Records for processing:
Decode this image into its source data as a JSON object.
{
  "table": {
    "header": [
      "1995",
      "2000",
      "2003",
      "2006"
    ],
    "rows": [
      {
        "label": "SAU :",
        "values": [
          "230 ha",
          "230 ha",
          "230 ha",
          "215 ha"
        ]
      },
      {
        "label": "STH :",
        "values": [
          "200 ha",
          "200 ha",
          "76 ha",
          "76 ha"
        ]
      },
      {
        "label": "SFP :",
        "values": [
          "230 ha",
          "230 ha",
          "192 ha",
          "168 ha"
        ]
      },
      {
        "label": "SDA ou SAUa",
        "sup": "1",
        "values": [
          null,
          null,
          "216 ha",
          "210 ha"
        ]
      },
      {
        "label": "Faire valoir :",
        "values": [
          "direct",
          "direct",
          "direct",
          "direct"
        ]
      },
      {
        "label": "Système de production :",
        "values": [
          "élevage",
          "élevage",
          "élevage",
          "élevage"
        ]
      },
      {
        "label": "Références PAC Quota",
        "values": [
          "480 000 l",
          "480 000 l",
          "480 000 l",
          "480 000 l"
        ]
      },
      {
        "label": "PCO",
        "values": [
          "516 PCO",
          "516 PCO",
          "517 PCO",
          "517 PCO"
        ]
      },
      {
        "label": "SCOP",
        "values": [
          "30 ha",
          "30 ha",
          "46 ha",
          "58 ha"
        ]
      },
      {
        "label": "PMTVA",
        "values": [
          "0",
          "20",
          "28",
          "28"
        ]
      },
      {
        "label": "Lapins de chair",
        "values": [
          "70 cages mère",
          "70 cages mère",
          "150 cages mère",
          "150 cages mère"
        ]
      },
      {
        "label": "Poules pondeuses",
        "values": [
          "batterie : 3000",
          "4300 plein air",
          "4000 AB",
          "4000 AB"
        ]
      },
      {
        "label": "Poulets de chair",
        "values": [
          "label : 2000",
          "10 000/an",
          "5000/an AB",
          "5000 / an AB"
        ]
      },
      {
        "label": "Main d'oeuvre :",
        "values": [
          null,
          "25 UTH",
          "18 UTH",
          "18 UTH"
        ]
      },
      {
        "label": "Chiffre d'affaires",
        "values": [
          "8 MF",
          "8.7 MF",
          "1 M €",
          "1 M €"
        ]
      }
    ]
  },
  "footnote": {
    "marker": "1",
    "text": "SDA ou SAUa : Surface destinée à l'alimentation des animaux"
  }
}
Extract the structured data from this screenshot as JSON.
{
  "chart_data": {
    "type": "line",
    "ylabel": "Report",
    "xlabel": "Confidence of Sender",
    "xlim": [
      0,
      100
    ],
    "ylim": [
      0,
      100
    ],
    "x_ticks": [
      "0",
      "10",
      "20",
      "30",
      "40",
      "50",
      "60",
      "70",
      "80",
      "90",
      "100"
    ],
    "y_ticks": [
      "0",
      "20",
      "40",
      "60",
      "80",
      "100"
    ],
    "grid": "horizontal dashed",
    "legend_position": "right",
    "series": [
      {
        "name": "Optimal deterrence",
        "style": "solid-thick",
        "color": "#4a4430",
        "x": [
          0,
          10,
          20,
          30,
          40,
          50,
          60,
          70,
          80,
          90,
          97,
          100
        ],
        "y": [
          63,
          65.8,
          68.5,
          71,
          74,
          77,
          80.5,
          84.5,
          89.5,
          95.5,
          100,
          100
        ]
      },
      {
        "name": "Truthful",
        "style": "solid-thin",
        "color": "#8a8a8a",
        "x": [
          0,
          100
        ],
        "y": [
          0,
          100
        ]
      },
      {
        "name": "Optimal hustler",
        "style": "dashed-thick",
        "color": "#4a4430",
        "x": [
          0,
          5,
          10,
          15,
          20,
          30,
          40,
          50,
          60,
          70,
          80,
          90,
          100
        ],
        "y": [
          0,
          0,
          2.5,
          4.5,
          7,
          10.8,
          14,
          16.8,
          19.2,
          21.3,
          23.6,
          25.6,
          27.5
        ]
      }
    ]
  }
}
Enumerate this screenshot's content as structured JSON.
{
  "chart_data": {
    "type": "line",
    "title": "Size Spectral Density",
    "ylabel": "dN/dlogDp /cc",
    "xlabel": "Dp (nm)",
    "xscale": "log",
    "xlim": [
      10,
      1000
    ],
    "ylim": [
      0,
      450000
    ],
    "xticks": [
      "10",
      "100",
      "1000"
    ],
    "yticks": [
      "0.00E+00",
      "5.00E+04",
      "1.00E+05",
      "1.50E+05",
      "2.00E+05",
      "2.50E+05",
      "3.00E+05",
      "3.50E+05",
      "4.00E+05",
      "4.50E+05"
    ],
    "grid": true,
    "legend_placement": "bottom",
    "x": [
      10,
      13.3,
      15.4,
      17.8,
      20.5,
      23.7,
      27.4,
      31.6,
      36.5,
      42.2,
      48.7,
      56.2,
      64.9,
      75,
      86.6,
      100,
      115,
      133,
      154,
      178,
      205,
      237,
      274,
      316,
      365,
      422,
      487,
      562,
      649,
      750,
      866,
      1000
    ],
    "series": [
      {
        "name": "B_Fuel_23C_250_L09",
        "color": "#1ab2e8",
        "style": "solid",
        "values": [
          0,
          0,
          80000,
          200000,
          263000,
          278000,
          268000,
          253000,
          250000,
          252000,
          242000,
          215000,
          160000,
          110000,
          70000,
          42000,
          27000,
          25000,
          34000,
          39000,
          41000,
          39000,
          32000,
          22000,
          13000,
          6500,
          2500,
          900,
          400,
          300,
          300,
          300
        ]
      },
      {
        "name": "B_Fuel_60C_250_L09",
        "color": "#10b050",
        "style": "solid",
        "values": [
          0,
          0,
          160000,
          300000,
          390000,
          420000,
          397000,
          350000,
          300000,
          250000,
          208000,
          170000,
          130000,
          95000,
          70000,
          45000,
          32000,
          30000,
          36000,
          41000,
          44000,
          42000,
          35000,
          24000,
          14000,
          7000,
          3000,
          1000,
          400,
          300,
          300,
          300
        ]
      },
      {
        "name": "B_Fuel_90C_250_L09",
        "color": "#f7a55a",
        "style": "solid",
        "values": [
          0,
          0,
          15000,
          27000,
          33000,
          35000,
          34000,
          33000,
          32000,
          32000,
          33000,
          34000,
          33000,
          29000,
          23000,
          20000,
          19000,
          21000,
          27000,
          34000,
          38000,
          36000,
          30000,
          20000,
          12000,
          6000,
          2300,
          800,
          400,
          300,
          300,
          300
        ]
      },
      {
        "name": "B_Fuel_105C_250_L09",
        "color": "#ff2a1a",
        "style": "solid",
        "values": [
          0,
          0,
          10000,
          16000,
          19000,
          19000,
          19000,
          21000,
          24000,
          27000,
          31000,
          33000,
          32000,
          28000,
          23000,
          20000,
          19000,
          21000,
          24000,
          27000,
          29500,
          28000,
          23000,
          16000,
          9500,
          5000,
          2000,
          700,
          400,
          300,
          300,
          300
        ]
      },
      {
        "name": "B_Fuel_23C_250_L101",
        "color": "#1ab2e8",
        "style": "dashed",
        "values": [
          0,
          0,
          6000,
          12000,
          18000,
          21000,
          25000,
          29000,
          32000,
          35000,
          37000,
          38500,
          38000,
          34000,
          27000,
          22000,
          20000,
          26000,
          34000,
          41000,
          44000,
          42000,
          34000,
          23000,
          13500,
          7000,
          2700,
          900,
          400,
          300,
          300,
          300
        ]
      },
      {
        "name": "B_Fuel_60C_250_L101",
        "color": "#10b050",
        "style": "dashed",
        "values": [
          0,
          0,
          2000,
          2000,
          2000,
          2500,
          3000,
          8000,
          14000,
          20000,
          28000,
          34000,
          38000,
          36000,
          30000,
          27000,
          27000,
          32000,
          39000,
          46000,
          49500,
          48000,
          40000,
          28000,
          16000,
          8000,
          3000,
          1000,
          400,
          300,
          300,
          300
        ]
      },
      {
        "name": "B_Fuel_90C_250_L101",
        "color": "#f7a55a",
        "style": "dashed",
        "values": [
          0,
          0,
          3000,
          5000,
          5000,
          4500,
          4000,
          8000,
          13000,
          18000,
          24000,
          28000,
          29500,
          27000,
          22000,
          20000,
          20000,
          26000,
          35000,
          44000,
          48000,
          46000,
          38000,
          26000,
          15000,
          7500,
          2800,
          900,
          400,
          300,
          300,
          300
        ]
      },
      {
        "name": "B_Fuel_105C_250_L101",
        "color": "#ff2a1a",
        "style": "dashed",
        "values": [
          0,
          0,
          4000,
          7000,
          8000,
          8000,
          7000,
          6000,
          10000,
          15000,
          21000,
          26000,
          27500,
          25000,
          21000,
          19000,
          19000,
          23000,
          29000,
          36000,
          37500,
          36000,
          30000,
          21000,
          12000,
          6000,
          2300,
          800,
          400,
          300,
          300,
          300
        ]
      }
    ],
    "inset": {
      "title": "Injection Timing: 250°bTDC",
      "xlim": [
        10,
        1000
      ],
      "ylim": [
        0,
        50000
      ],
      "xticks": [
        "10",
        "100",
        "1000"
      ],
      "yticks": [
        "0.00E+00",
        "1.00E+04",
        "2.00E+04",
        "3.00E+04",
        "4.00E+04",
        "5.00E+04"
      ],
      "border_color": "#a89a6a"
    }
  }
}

Required work:
Lines in the records that hold the word "chair" are to be counted; give only the total.

Finished task:
2